▶ **Dataset**
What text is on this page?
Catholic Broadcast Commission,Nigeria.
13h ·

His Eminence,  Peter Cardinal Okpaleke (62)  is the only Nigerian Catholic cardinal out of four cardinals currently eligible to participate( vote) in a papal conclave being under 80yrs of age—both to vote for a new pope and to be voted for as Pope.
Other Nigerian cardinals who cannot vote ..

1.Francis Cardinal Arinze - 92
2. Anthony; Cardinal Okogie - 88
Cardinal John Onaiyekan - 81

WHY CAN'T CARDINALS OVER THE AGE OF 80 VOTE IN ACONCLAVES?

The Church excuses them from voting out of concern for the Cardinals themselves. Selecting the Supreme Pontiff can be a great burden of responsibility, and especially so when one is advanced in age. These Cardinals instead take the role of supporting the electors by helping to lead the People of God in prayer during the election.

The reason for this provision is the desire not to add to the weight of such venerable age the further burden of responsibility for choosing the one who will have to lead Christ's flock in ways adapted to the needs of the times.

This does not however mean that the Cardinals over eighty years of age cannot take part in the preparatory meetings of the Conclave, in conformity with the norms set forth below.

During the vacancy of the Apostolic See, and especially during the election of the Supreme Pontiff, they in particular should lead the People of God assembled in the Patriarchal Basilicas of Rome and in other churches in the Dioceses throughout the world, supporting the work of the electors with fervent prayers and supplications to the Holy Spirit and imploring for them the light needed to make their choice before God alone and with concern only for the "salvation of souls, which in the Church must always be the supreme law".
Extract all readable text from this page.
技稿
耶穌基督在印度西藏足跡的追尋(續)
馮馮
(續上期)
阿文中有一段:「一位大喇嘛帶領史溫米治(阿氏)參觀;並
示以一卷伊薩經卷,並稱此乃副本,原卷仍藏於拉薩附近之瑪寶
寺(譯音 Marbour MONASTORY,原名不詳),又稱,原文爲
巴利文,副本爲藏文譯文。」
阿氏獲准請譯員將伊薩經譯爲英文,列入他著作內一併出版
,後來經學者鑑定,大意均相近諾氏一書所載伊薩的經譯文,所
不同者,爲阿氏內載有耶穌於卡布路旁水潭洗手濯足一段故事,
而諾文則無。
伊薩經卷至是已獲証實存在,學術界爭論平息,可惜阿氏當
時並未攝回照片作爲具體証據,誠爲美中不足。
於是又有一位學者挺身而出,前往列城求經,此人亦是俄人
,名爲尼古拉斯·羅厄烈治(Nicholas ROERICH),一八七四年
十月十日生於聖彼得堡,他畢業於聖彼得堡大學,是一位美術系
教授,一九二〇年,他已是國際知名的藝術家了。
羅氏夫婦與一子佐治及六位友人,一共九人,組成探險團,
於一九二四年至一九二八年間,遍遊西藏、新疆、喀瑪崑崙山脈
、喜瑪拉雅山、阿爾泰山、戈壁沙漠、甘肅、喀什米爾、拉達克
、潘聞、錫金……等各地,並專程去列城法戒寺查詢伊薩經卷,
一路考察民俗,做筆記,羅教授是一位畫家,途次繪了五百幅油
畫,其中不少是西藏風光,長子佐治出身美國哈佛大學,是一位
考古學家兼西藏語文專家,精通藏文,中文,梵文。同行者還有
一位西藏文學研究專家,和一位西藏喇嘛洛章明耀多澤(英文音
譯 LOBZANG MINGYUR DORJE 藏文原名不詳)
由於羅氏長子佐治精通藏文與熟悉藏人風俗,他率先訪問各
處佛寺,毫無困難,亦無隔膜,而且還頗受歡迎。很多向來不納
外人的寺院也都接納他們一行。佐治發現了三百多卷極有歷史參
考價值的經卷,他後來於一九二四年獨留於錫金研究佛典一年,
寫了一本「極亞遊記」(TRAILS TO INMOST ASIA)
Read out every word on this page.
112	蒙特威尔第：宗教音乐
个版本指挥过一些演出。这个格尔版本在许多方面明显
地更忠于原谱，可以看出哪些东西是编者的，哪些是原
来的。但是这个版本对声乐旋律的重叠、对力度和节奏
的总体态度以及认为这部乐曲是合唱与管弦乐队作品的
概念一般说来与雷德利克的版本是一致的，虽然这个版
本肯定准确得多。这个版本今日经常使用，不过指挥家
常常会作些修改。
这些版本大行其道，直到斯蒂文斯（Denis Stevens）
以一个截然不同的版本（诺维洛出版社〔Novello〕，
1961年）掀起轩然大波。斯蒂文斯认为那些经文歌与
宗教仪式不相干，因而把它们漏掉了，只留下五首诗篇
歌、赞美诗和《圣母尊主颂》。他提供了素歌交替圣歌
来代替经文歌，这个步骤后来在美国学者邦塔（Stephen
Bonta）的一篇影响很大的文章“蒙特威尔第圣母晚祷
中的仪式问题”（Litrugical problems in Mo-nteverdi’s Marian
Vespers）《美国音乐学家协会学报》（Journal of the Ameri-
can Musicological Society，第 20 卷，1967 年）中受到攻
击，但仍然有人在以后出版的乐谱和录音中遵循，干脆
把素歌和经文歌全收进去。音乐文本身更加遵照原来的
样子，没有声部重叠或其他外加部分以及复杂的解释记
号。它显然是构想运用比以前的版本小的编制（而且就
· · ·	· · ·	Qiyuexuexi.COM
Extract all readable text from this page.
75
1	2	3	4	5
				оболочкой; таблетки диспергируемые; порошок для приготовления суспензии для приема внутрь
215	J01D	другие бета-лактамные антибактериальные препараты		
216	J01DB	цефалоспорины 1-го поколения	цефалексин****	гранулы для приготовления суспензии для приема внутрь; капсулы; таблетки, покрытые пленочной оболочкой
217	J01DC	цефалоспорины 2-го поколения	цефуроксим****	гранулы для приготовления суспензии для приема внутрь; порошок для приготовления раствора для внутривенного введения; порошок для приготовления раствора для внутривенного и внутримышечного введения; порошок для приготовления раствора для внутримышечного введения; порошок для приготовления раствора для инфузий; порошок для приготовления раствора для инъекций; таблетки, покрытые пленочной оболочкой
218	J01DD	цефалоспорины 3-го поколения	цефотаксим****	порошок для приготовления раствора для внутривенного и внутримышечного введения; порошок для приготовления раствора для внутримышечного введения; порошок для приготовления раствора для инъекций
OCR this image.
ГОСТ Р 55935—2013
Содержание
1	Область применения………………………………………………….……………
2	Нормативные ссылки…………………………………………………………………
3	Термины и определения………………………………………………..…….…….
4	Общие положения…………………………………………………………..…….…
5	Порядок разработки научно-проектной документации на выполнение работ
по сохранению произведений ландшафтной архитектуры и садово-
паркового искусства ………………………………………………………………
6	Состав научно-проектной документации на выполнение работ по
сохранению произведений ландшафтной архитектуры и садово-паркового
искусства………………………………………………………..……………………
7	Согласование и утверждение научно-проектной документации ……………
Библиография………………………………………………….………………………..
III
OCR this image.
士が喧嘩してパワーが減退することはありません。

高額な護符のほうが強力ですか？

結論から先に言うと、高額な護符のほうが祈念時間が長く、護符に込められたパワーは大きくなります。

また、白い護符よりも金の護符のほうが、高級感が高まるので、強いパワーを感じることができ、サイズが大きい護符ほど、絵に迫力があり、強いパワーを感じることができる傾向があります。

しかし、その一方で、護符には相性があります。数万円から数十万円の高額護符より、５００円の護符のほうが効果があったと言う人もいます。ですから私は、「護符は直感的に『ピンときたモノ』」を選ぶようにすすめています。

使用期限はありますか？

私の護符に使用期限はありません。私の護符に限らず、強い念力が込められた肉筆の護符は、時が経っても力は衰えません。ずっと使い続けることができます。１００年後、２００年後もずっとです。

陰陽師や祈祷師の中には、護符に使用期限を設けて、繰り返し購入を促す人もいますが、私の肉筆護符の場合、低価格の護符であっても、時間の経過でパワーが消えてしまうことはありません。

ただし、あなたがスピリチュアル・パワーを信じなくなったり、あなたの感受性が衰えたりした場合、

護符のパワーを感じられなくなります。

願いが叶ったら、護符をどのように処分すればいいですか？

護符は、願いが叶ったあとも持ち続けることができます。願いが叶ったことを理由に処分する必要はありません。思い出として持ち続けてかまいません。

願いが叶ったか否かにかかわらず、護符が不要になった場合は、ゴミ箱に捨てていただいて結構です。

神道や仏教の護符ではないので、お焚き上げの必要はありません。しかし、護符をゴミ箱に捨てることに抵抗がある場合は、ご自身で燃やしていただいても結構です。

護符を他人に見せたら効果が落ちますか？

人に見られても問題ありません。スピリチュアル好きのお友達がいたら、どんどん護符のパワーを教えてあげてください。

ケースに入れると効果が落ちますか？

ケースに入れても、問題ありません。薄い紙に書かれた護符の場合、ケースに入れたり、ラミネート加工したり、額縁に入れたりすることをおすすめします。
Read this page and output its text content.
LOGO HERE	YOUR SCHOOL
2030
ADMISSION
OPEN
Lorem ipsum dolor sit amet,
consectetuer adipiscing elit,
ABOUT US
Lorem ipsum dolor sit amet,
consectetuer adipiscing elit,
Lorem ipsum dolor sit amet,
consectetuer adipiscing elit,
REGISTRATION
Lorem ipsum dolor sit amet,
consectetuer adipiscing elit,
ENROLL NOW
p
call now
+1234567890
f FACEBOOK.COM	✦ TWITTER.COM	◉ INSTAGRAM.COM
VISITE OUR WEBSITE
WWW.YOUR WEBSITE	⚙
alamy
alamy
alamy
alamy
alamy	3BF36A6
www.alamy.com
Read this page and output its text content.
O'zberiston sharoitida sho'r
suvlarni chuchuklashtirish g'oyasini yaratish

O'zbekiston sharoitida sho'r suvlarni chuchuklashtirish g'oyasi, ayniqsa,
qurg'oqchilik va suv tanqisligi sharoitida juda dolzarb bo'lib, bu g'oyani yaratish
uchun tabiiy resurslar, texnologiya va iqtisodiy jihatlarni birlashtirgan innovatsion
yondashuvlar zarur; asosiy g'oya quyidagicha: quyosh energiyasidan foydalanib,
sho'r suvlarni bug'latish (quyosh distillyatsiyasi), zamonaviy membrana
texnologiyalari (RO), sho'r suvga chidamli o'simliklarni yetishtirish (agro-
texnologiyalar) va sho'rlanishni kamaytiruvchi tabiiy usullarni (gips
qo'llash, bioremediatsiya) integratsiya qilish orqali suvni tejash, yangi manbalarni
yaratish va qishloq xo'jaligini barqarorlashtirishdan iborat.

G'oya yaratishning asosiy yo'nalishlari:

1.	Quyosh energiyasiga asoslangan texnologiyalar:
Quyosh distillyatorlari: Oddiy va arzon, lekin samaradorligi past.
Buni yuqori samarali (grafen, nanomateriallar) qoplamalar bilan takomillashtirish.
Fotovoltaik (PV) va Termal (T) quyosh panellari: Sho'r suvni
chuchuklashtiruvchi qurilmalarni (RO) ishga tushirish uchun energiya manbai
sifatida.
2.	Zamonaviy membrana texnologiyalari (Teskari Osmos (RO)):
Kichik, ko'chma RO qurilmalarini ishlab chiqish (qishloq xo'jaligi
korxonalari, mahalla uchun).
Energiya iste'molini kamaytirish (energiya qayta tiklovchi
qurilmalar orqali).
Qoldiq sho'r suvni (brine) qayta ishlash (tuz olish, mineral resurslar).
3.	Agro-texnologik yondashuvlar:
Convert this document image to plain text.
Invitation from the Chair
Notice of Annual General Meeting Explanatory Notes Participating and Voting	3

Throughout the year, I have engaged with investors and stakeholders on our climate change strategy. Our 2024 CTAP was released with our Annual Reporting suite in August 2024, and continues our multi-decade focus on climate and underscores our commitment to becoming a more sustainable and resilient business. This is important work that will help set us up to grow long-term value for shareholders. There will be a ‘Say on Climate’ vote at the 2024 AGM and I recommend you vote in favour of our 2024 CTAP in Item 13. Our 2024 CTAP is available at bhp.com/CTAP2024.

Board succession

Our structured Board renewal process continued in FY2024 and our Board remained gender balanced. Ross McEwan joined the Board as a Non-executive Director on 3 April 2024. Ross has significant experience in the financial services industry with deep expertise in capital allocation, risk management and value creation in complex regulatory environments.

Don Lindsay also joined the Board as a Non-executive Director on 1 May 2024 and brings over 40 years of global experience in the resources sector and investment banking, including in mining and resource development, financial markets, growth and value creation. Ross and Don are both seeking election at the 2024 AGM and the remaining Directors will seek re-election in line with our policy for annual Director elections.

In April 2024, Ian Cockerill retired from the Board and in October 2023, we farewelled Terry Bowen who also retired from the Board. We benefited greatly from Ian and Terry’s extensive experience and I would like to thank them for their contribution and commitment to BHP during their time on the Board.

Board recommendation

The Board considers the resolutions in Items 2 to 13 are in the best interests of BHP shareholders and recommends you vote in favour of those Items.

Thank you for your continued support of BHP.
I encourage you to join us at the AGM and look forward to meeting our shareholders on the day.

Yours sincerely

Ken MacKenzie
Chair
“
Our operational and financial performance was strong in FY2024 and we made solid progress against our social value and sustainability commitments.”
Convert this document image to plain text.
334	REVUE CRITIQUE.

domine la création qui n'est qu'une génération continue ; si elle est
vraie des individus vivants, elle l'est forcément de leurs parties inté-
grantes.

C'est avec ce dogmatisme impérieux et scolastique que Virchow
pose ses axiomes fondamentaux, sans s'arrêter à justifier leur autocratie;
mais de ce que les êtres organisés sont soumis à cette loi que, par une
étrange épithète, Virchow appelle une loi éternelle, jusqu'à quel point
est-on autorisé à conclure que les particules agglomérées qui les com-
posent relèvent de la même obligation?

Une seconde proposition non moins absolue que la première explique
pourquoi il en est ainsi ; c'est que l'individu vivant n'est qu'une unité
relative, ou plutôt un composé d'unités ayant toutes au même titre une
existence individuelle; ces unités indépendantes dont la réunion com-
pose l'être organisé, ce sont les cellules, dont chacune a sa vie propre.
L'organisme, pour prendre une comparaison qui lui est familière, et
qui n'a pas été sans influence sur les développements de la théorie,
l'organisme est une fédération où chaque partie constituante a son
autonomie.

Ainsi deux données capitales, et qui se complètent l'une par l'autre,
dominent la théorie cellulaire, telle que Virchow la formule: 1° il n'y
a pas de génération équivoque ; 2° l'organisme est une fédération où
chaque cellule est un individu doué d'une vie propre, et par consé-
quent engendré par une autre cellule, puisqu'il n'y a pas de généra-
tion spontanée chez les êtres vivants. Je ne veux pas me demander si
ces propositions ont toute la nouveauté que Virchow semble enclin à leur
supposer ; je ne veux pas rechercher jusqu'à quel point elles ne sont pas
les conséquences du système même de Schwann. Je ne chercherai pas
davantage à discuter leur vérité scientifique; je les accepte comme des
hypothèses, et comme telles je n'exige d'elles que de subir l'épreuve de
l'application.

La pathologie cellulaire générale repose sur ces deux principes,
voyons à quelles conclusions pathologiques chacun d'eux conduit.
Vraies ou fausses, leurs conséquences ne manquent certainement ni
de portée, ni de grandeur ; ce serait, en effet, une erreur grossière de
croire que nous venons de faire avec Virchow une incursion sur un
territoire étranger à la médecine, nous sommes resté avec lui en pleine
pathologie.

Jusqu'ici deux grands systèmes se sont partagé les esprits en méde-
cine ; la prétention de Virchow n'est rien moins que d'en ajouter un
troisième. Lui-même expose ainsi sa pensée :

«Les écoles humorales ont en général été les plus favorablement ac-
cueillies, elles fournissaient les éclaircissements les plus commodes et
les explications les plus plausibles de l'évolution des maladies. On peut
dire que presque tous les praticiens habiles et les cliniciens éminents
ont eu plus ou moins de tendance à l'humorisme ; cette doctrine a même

▶ **What the task asks**
Every line that holds the word "введения" counts once; state the total number of such lines and nothing else.

▶ **Task solution**
2